_Records provided_

----------------

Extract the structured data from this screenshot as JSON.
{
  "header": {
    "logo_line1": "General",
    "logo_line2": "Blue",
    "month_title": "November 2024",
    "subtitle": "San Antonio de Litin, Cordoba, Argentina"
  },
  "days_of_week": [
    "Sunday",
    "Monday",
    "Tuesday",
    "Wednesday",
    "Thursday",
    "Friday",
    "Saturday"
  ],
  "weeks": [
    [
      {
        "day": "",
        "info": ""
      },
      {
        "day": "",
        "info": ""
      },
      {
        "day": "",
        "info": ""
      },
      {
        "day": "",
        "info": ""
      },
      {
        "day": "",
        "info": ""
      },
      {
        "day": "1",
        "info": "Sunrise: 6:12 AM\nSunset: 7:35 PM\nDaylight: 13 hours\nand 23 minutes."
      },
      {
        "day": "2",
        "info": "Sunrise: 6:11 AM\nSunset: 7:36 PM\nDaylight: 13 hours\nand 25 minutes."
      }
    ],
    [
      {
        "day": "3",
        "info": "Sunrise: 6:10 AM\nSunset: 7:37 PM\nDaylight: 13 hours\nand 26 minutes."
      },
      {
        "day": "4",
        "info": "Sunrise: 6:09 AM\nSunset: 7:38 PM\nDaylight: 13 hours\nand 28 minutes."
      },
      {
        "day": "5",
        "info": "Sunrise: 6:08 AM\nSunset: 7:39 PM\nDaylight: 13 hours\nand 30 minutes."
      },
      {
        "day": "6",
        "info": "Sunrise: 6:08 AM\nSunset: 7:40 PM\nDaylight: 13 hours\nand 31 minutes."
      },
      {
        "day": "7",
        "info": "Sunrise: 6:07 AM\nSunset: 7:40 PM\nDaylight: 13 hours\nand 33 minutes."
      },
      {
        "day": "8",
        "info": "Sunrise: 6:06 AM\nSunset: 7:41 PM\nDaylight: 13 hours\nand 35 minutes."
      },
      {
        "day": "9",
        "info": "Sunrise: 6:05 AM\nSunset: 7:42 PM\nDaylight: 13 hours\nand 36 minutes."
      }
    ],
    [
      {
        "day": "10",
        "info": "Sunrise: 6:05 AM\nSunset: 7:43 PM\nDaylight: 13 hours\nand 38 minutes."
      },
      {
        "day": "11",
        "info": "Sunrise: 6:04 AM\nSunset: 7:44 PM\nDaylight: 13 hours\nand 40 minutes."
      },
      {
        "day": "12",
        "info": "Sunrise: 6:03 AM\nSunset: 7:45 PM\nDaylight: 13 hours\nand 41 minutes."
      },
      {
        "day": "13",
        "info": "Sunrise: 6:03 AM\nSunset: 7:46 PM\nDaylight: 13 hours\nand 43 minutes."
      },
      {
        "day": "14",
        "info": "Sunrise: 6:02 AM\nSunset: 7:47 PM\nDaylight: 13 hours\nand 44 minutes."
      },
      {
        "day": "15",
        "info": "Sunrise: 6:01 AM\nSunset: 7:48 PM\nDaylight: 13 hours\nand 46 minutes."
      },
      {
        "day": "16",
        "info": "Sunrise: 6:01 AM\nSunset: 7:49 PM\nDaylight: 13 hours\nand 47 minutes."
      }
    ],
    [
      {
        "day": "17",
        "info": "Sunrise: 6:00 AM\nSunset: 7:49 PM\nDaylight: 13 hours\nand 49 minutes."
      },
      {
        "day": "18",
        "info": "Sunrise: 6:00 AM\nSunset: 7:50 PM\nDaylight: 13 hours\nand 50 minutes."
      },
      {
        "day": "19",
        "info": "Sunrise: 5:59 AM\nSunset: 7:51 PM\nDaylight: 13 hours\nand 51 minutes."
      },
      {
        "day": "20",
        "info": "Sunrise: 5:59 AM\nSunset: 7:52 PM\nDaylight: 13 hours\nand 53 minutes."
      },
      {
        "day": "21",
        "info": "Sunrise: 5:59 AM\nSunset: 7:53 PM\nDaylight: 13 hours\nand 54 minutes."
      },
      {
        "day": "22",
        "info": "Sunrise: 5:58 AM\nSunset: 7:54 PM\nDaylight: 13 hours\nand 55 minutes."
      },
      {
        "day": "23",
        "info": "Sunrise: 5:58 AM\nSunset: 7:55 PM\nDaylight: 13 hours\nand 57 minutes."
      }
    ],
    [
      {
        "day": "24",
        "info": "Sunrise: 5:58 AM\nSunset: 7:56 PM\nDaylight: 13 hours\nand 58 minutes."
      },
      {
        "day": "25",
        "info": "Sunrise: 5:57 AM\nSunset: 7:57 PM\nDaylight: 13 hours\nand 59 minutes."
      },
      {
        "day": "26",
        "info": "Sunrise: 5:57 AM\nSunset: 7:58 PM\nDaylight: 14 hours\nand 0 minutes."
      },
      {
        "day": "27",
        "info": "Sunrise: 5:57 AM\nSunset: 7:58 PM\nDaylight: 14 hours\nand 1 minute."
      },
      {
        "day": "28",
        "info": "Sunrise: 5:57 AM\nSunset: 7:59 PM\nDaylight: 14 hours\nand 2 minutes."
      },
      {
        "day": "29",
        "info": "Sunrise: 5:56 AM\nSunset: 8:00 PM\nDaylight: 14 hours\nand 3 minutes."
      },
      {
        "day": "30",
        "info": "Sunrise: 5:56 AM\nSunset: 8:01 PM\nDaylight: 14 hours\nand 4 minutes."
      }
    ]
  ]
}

----------------

_Exercise goal_
Would you write down every record again, exactly?

_Answer to the exercise_
Extract the structured data from this screenshot as JSON.
{
  "header": {
    "logo_line1": "General",
    "logo_line2": "Blue",
    "month_title": "November 2024",
    "subtitle": "San Antonio de Litin, Cordoba, Argentina"
  },
  "days_of_week": [
    "Sunday",
    "Monday",
    "Tuesday",
    "Wednesday",
    "Thursday",
    "Friday",
    "Saturday"
  ],
  "weeks": [
    [
      {
        "day": "",
        "info": ""
      },
      {
        "day": "",
        "info": ""
      },
      {
        "day": "",
        "info": ""
      },
      {
        "day": "",
        "info": ""
      },
      {
        "day": "",
        "info": ""
      },
      {
        "day": "1",
        "info": "Sunrise: 6:12 AM\nSunset: 7:35 PM\nDaylight: 13 hours\nand 23 minutes."
      },
      {
        "day": "2",
        "info": "Sunrise: 6:11 AM\nSunset: 7:36 PM\nDaylight: 13 hours\nand 25 minutes."
      }
    ],
    [
      {
        "day": "3",
        "info": "Sunrise: 6:10 AM\nSunset: 7:37 PM\nDaylight: 13 hours\nand 26 minutes."
      },
      {
        "day": "4",
        "info": "Sunrise: 6:09 AM\nSunset: 7:38 PM\nDaylight: 13 hours\nand 28 minutes."
      },
      {
        "day": "5",
        "info": "Sunrise: 6:08 AM\nSunset: 7:39 PM\nDaylight: 13 hours\nand 30 minutes."
      },
      {
        "day": "6",
        "info": "Sunrise: 6:08 AM\nSunset: 7:40 PM\nDaylight: 13 hours\nand 31 minutes."
      },
      {
        "day": "7",
        "info": "Sunrise: 6:07 AM\nSunset: 7:40 PM\nDaylight: 13 hours\nand 33 minutes."
      },
      {
        "day": "8",
        "info": "Sunrise: 6:06 AM\nSunset: 7:41 PM\nDaylight: 13 hours\nand 35 minutes."
      },
      {
        "day": "9",
        "info": "Sunrise: 6:05 AM\nSunset: 7:42 PM\nDaylight: 13 hours\nand 36 minutes."
      }
    ],
    [
      {
        "day": "10",
        "info": "Sunrise: 6:05 AM\nSunset: 7:43 PM\nDaylight: 13 hours\nand 38 minutes."
      },
      {
        "day": "11",
        "info": "Sunrise: 6:04 AM\nSunset: 7:44 PM\nDaylight: 13 hours\nand 40 minutes."
      },
      {
        "day": "12",
        "info": "Sunrise: 6:03 AM\nSunset: 7:45 PM\nDaylight: 13 hours\nand 41 minutes."
      },
      {
        "day": "13",
        "info": "Sunrise: 6:03 AM\nSunset: 7:46 PM\nDaylight: 13 hours\nand 43 minutes."
      },
      {
        "day": "14",
        "info": "Sunrise: 6:02 AM\nSunset: 7:47 PM\nDaylight: 13 hours\nand 44 minutes."
      },
      {
        "day": "15",
        "info": "Sunrise: 6:01 AM\nSunset: 7:48 PM\nDaylight: 13 hours\nand 46 minutes."
      },
      {
        "day": "16",
        "info": "Sunrise: 6:01 AM\nSunset: 7:49 PM\nDaylight: 13 hours\nand 47 minutes."
      }
    ],
    [
      {
        "day": "17",
        "info": "Sunrise: 6:00 AM\nSunset: 7:49 PM\nDaylight: 13 hours\nand 49 minutes."
      },
      {
        "day": "18",
        "info": "Sunrise: 6:00 AM\nSunset: 7:50 PM\nDaylight: 13 hours\nand 50 minutes."
      },
      {
        "day": "19",
        "info": "Sunrise: 5:59 AM\nSunset: 7:51 PM\nDaylight: 13 hours\nand 51 minutes."
      },
      {
        "day": "20",
        "info": "Sunrise: 5:59 AM\nSunset: 7:52 PM\nDaylight: 13 hours\nand 53 minutes."
      },
      {
        "day": "21",
        "info": "Sunrise: 5:59 AM\nSunset: 7:53 PM\nDaylight: 13 hours\nand 54 minutes."
      },
      {
        "day": "22",
        "info": "Sunrise: 5:58 AM\nSunset: 7:54 PM\nDaylight: 13 hours\nand 55 minutes."
      },
      {
        "day": "23",
        "info": "Sunrise: 5:58 AM\nSunset: 7:55 PM\nDaylight: 13 hours\nand 57 minutes."
      }
    ],
    [
      {
        "day": "24",
        "info": "Sunrise: 5:58 AM\nSunset: 7:56 PM\nDaylight: 13 hours\nand 58 minutes."
      },
      {
        "day": "25",
        "info": "Sunrise: 5:57 AM\nSunset: 7:57 PM\nDaylight: 13 hours\nand 59 minutes."
      },
      {
        "day": "26",
        "info": "Sunrise: 5:57 AM\nSunset: 7:58 PM\nDaylight: 14 hours\nand 0 minutes."
      },
      {
        "day": "27",
        "info": "Sunrise: 5:57 AM\nSunset: 7:58 PM\nDaylight: 14 hours\nand 1 minute."
      },
      {
        "day": "28",
        "info": "Sunrise: 5:57 AM\nSunset: 7:59 PM\nDaylight: 14 hours\nand 2 minutes."
      },
      {
        "day": "29",
        "info": "Sunrise: 5:56 AM\nSunset: 8:00 PM\nDaylight: 14 hours\nand 3 minutes."
      },
      {
        "day": "30",
        "info": "Sunrise: 5:56 AM\nSunset: 8:01 PM\nDaylight: 14 hours\nand 4 minutes."
      }
    ]
  ]
}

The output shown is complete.